Le RPG à son paroxysme (2) : du laideron au mignon
Par GoldenLeaf, le 06/03/2026 à 18h09 (19 vues)
Quand le développement du vieux Dragon Quest VII a commencé - c'est-à-dire, probablement, avant l'intervention du Roi Démon - le modèle intégrant des personnages en 2D dans une 3D "flamboyante" avait sans doute pour but de créer un jeu mignon...
... et la chose s'est enfin accomplie, plus de deux décennies après. Décidément, Dragon Quest VII aime jouer avec le temps et nous faire visister, revisiter les mêmes environnements.
Le style graphique adopté pour ce Reimagined, rendu possible par la puissance merveilleuse des machines modernes, combine enfin le mignon avec le beau : comment ne pas être séduit par la trogne sympathique de nos héros ? Mention spéciale pour Gauvain, ridé tant par son âge que par ses pixels auparavant, et cette fois sérieux, un tantinet comique, mais toujours bien propre sur lui. Comment ne pas mourir de rire devant le physique souvent peu avantageux des nombreux monstres qui se déchaînent sur le monde ? Et on ne parlera pas ici de l'animation, remarquable de fluidité.

## Données affichées

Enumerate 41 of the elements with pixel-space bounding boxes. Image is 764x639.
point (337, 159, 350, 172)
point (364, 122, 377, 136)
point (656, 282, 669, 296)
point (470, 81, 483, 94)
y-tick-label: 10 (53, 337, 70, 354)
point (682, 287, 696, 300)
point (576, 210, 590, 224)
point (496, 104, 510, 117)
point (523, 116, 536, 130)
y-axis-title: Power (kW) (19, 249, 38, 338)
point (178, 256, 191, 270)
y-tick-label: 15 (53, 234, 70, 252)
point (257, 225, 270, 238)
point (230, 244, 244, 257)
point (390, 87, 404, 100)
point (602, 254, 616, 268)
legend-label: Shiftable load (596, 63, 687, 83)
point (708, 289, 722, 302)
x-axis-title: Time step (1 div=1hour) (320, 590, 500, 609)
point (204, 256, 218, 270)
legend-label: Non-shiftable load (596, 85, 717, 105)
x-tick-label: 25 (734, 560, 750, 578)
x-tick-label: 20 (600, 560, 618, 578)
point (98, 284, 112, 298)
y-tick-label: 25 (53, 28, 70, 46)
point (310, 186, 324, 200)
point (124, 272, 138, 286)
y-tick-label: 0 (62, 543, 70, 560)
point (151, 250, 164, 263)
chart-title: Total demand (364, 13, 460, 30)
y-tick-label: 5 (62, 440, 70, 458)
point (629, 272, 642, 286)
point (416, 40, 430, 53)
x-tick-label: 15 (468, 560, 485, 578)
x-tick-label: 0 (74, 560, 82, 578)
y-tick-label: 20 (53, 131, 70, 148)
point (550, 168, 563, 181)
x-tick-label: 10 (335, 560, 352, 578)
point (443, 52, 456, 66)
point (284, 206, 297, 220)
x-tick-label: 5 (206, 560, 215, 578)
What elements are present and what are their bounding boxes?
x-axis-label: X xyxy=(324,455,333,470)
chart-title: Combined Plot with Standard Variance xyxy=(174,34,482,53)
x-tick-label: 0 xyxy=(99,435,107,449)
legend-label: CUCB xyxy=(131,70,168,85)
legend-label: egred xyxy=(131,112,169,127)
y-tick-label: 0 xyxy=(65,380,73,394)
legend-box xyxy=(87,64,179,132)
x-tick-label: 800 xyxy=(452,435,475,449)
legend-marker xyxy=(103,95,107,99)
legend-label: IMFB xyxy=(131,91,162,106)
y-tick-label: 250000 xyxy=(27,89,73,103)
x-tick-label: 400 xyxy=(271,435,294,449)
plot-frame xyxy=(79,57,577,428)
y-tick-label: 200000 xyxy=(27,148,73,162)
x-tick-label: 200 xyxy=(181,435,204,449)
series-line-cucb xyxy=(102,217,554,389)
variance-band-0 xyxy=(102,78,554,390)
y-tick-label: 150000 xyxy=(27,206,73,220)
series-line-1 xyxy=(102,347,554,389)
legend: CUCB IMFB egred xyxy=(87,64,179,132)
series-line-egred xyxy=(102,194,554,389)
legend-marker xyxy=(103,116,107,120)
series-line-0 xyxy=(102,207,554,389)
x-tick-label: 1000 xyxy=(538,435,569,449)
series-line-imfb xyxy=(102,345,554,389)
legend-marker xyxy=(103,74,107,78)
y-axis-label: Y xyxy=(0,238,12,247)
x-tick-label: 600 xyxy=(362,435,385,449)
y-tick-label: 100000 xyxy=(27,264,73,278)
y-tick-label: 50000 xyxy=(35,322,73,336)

## Consignes
a: Recopie l'article sur Dragon Quest VII de « Quand le développement » à « les mêmes environnements. » en remplaçant « Roi Démon » par « Seigneur Démon ».
b: Rédige la suite de l'article sur Dragon Quest VII Reimagined, à partir de sa dernière phrase.

## Réponses
a:
Quand le développement du vieux Dragon Quest VII a commencé - c'est-à-dire, probablement, avant l'intervention du Seigneur Démon - le modèle intégrant des personnages en 2D dans une 3D "flamboyante" avait sans doute pour but de créer un jeu mignon...
... et la chose s'est enfin accomplie, plus de deux décennies après. Décidément, Dragon Quest VII aime jouer avec le temps et nous faire visister, revisiter les mêmes environnements.

b:
On appréciera particulièrement que la série ait tenu bon quant à son identité graphique : je n'ai jamais aimé Toriyama mais le jeu lui donne tant de rondeur que tout son humour prend enfin (à mes yeux) corps.
C'est donc un RPG particulièrement coloré, varié et au style général très singulier qui s'offre à nous. Ce que voulait, sans doute, réaliser son (désormais) glorieux ancêtre.